Given request: Note how many lines hold the string "Features" and give that number without any other words.

Collected data
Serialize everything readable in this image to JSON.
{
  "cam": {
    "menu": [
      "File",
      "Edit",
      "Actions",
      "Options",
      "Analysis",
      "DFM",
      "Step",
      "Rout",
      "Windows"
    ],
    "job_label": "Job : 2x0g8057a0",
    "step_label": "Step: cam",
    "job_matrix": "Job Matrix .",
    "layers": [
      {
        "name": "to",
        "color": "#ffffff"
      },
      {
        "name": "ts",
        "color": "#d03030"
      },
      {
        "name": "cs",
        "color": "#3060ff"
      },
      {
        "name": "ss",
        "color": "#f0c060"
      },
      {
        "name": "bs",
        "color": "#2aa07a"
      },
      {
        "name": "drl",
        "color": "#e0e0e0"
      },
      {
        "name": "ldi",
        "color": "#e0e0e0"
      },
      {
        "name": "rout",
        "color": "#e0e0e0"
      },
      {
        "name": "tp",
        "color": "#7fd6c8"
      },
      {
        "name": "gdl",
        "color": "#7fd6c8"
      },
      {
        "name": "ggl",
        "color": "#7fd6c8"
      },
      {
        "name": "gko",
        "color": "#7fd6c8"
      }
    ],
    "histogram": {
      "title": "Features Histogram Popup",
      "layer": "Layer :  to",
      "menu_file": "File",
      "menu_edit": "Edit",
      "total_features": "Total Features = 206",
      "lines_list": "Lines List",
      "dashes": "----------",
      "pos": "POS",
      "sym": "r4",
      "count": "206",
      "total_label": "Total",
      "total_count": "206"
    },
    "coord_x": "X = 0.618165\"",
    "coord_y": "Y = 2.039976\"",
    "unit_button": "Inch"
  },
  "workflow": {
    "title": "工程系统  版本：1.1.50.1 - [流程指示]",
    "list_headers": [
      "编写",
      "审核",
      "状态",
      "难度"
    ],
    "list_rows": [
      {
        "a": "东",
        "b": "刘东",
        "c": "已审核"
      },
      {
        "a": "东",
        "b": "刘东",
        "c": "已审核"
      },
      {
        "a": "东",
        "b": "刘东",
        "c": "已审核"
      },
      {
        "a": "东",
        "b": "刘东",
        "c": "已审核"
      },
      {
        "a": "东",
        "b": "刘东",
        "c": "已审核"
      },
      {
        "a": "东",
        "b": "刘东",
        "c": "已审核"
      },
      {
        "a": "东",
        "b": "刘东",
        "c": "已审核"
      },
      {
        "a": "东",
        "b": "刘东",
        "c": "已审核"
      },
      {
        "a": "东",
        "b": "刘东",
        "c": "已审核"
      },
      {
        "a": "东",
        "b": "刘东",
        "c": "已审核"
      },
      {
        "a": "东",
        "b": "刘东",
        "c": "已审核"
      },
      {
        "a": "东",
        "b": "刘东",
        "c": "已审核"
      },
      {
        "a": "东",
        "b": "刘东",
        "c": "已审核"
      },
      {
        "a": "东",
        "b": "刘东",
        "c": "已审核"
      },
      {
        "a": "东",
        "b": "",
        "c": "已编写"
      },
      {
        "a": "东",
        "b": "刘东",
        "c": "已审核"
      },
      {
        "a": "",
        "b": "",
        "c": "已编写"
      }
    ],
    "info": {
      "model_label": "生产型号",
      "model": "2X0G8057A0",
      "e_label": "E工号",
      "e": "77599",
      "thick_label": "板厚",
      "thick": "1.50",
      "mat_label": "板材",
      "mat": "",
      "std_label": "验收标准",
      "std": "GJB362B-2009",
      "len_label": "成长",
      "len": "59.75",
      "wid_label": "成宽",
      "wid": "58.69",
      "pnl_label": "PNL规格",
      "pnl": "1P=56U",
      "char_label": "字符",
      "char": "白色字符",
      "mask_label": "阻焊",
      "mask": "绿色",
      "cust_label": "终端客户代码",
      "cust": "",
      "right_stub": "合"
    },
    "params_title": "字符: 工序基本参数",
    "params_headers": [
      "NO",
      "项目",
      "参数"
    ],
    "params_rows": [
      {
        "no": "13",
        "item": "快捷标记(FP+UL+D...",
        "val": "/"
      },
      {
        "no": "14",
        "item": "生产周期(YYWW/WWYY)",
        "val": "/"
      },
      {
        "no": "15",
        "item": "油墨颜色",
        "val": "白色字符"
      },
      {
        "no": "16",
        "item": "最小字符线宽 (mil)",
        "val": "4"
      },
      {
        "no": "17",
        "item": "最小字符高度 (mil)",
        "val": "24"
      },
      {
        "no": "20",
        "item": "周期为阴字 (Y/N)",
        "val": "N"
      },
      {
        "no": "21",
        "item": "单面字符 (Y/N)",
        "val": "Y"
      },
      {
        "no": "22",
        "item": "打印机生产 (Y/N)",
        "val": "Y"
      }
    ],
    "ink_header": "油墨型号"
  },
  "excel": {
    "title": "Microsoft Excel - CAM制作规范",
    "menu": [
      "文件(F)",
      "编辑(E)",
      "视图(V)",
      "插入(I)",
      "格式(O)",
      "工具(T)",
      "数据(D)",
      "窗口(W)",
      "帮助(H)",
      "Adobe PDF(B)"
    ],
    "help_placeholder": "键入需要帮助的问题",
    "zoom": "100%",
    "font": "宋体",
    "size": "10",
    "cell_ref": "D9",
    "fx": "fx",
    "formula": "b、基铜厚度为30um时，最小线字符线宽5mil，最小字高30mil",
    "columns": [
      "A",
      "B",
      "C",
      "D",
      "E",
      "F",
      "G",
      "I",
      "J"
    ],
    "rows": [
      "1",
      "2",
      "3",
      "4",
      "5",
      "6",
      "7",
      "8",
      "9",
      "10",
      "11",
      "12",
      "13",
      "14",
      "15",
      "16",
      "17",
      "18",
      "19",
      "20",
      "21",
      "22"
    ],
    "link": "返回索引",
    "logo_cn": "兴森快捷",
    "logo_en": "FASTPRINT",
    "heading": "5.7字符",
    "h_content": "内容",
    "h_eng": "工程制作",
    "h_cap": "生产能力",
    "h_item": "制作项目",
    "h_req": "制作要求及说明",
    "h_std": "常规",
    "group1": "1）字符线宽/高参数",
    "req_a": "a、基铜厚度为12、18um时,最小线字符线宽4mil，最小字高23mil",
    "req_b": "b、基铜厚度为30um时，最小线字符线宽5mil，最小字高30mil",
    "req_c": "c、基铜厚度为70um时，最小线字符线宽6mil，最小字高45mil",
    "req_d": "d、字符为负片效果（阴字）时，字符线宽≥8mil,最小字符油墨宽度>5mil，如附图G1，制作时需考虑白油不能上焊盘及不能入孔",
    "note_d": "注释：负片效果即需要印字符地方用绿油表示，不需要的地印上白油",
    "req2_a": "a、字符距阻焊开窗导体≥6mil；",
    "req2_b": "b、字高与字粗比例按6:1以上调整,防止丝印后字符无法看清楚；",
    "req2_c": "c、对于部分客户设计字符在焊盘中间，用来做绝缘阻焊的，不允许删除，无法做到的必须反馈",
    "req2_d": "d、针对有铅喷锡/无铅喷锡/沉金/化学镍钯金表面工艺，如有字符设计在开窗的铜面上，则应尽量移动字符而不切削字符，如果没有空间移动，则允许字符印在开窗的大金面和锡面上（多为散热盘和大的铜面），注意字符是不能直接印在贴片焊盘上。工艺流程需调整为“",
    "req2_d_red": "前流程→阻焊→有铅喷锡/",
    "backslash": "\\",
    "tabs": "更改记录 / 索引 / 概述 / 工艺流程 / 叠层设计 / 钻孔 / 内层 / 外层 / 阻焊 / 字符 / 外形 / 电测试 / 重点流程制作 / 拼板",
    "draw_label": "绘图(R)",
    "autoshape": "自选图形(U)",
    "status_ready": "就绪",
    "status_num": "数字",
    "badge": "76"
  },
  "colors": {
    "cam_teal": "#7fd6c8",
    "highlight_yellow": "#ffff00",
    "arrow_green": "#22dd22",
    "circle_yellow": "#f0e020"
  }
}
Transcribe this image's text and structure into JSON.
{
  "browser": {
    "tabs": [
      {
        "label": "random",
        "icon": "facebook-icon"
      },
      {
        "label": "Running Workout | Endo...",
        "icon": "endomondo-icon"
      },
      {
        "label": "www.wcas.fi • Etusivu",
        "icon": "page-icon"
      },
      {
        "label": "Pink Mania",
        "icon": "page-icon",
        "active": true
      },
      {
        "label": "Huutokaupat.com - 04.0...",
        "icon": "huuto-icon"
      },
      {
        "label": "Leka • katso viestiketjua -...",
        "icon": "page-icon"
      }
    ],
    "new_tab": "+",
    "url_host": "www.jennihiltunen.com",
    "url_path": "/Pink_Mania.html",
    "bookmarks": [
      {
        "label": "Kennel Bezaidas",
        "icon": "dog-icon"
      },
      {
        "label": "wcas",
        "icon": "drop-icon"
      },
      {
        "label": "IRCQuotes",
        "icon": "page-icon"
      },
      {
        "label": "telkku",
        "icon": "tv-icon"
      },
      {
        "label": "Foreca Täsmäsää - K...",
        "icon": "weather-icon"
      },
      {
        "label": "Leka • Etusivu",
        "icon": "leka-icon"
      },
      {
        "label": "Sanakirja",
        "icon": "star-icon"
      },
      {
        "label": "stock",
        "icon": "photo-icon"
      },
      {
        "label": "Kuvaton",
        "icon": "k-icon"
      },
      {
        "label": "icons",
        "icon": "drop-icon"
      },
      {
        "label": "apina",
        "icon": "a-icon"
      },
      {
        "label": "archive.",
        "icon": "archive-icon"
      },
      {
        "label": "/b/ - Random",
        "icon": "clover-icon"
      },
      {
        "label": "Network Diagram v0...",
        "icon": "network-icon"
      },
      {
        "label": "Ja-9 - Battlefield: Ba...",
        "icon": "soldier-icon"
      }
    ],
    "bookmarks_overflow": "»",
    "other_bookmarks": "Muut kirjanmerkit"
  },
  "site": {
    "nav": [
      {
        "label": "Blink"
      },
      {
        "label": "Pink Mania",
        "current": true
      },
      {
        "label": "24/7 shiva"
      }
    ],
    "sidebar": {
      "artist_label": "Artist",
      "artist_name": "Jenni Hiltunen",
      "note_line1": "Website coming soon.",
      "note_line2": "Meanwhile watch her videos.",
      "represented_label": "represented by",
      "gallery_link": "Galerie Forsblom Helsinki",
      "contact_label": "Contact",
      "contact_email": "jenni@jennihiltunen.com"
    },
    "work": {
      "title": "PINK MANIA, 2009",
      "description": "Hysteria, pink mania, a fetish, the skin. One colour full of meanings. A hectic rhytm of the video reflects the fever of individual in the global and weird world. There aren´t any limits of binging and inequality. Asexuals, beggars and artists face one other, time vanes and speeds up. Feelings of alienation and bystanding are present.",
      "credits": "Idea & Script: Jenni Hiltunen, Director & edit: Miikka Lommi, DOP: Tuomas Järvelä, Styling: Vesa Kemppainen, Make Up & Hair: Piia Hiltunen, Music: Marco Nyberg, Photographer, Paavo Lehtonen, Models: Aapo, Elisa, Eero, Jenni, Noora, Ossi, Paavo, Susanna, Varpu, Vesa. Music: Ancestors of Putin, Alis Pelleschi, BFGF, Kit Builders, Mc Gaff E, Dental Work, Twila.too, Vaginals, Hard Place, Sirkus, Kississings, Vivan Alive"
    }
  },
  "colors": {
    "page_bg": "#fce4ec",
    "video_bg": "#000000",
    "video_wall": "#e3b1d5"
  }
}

Written answer: 2